WHAT THE EXERCISE ASKS: Leave out the pictures and copy everything else in the entries exactly.

(Source records)
=====
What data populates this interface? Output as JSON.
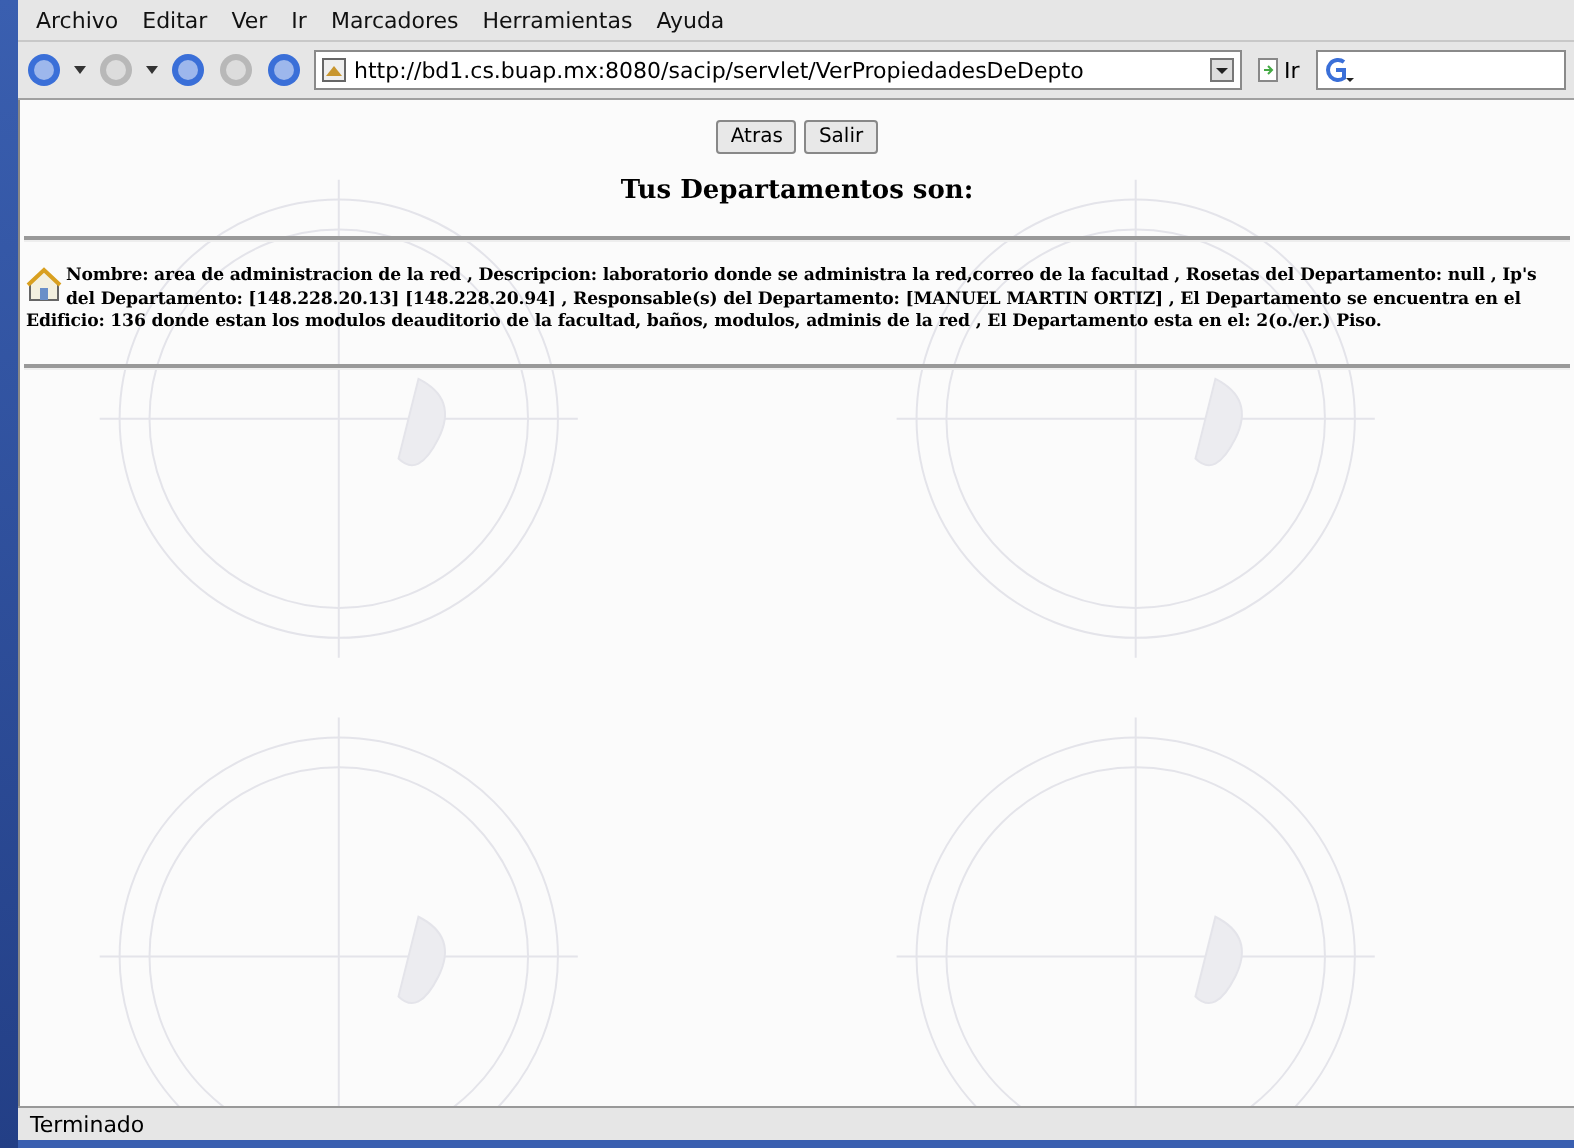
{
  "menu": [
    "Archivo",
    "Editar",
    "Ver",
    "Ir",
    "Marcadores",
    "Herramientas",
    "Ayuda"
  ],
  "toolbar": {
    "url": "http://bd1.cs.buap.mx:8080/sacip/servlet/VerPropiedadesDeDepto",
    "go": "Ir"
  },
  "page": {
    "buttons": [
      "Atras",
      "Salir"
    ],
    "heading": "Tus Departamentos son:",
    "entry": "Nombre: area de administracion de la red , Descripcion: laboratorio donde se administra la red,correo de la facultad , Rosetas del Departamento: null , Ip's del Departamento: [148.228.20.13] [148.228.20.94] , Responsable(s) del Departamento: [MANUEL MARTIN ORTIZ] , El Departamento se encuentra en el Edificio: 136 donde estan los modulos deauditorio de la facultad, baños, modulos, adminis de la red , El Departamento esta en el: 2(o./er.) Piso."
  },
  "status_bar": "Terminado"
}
=====
OUTPUT BELOW:
What data populates this interface? Output as JSON.
{
  "menu": [
    "Archivo",
    "Editar",
    "Ver",
    "Ir",
    "Marcadores",
    "Herramientas",
    "Ayuda"
  ],
  "toolbar": {
    "url": "http://bd1.cs.buap.mx:8080/sacip/servlet/VerPropiedadesDeDepto",
    "go": "Ir"
  },
  "page": {
    "buttons": [
      "Atras",
      "Salir"
    ],
    "heading": "Tus Departamentos son:",
    "entry": "Nombre: area de administracion de la red , Descripcion: laboratorio donde se administra la red,correo de la facultad , Rosetas del Departamento: null , Ip's del Departamento: [148.228.20.13] [148.228.20.94] , Responsable(s) del Departamento: [MANUEL MARTIN ORTIZ] , El Departamento se encuentra en el Edificio: 136 donde estan los modulos deauditorio de la facultad, baños, modulos, adminis de la red , El Departamento esta en el: 2(o./er.) Piso."
  },
  "status_bar": "Terminado"
}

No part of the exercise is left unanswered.